▽

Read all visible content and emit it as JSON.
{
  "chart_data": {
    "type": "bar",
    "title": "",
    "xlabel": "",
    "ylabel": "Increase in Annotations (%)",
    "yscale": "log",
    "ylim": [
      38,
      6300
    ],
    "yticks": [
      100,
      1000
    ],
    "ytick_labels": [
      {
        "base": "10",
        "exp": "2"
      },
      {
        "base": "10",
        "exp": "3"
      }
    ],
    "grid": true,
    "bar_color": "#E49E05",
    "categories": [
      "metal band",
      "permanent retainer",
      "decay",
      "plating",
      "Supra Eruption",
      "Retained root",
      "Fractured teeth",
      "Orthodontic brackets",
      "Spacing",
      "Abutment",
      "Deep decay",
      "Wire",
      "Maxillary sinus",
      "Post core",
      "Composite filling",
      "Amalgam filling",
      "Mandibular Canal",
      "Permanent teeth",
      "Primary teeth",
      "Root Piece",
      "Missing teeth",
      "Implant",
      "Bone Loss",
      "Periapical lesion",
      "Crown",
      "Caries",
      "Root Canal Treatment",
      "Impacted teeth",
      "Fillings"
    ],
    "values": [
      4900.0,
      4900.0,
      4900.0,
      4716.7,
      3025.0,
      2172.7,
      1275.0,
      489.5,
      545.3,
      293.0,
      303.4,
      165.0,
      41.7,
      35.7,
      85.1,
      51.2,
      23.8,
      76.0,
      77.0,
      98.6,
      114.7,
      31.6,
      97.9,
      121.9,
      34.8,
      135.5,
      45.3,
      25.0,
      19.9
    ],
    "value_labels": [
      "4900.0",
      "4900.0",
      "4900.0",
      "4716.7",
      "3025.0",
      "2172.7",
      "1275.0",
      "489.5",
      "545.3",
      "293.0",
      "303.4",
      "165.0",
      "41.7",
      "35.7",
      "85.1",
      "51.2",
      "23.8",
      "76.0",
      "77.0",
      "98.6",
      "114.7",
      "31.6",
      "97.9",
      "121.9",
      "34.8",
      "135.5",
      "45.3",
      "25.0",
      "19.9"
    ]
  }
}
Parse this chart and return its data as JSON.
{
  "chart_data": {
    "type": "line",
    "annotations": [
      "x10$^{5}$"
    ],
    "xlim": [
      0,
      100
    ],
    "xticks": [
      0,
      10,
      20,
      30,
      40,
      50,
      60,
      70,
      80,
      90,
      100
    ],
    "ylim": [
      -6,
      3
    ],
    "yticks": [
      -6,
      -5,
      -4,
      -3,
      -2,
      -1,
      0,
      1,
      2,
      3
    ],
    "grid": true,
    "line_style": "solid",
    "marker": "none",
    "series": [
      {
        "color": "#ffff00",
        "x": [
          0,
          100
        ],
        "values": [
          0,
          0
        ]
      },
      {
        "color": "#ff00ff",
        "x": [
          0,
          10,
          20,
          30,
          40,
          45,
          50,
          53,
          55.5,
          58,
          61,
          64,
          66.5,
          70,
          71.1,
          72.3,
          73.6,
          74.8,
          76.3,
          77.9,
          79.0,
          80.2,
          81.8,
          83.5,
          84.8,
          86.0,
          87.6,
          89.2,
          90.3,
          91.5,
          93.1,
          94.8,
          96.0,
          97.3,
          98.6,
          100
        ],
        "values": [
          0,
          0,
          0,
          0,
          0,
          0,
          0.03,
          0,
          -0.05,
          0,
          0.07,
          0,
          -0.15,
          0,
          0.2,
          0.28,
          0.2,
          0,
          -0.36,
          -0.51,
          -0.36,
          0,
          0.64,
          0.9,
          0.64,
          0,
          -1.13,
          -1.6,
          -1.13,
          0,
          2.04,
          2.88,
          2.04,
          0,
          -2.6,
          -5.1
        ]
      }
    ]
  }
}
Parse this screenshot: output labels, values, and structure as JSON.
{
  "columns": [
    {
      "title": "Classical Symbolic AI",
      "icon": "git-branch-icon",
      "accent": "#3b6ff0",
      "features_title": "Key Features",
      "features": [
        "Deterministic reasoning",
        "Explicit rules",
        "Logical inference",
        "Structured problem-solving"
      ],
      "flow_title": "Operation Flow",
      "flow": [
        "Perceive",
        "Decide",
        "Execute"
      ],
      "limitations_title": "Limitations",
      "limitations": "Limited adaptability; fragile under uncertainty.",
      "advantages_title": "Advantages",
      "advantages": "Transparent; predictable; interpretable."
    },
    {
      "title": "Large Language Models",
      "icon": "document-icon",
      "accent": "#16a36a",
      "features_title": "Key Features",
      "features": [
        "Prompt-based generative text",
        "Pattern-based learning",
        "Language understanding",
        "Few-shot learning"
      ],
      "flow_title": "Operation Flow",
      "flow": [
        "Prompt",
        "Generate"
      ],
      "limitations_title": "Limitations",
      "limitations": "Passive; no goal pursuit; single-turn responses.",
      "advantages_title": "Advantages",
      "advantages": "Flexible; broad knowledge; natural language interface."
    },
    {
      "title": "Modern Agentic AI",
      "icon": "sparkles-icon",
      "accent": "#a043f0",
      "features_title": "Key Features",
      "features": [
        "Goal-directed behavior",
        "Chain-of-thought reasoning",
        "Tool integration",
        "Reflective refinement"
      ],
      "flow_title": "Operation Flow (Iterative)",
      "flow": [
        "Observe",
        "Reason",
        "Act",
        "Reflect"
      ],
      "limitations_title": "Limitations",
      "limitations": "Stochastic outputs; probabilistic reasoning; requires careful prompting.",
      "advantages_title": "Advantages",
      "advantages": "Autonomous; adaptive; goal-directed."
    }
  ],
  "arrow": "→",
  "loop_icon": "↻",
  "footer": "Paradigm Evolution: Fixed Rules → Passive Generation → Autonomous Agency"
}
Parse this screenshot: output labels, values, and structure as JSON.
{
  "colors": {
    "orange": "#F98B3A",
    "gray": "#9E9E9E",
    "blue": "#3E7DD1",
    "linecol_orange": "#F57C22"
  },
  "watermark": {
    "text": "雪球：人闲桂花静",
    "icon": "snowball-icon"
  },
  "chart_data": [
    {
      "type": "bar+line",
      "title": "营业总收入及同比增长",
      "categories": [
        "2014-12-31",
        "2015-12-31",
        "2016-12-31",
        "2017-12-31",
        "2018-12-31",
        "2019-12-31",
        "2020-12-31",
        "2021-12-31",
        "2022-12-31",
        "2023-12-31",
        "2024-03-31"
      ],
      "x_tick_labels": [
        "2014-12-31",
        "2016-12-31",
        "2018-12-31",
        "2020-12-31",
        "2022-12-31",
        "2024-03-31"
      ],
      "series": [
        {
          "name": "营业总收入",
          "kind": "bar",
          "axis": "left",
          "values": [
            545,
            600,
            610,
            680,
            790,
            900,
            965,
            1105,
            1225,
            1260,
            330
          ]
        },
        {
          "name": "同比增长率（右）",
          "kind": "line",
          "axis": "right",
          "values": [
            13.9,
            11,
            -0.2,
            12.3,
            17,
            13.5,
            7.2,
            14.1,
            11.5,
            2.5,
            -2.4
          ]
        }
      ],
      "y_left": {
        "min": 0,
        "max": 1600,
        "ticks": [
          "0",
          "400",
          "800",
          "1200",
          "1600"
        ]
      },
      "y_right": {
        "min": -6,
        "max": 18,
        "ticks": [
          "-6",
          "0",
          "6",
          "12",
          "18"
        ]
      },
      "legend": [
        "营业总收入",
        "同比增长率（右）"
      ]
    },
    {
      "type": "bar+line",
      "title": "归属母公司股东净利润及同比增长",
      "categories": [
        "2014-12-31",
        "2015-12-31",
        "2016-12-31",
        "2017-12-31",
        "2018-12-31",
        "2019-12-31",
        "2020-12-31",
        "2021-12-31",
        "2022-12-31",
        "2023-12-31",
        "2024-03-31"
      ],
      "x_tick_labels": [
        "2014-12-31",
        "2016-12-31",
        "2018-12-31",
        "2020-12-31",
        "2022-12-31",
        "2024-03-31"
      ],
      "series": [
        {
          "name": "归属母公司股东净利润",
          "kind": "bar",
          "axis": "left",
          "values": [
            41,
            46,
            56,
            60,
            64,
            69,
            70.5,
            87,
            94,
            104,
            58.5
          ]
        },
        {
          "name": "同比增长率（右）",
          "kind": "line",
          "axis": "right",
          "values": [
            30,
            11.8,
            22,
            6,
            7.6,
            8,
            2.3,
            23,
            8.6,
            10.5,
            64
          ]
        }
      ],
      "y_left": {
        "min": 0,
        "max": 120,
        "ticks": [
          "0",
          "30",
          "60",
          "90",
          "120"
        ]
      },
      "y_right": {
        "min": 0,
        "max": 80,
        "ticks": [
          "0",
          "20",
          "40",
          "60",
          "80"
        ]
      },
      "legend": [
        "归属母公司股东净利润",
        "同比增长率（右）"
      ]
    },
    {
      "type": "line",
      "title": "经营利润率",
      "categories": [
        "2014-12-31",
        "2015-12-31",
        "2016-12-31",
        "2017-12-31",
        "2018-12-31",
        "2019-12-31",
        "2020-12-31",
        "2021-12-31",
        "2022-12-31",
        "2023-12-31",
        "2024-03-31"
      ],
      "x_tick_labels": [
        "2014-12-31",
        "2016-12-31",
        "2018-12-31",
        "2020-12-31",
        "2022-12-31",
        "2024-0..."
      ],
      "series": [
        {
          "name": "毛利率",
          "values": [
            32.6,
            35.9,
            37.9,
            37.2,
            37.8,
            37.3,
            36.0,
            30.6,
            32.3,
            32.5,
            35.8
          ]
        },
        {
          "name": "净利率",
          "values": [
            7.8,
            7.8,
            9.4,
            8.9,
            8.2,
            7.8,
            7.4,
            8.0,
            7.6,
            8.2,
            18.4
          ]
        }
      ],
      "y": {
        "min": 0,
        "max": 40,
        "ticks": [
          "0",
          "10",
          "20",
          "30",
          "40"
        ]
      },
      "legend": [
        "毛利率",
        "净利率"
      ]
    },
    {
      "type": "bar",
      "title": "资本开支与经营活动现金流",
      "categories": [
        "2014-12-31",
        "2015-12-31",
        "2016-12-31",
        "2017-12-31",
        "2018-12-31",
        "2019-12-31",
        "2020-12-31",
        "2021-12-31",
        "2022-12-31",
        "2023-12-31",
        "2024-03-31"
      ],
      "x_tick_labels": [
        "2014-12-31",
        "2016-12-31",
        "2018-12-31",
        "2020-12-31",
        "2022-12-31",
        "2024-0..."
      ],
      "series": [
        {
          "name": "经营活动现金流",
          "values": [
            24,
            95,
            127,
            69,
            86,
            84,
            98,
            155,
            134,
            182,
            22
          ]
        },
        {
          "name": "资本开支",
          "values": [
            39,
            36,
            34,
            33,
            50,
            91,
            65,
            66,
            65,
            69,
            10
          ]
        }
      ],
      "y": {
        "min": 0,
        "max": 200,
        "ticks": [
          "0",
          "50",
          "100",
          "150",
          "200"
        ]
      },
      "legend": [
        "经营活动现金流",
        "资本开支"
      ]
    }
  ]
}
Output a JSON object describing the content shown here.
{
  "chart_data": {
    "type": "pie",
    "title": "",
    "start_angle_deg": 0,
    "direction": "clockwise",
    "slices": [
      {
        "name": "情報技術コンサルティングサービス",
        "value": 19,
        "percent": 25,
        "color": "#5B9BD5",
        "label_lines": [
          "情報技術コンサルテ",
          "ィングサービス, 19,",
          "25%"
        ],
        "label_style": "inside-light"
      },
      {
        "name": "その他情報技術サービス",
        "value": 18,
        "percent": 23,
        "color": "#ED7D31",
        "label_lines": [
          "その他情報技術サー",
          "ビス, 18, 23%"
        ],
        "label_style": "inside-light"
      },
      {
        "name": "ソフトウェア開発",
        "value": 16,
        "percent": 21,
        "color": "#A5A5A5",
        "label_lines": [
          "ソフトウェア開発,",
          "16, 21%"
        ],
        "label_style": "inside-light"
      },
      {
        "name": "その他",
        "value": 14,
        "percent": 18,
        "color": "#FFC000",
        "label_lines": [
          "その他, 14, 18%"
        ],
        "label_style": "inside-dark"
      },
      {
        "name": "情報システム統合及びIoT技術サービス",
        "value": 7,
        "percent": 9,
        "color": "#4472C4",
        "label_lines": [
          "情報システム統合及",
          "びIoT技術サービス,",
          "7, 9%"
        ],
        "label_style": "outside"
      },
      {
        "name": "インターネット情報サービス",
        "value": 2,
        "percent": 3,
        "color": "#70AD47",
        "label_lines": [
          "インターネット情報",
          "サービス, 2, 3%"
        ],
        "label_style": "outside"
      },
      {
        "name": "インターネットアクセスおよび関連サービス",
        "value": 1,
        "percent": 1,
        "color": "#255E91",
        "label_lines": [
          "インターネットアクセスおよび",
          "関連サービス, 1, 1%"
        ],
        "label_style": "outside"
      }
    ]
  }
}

△

- **Exercise aim**:
Report only the number of lines in the data above that contain "Passive".

- **The answer**:
2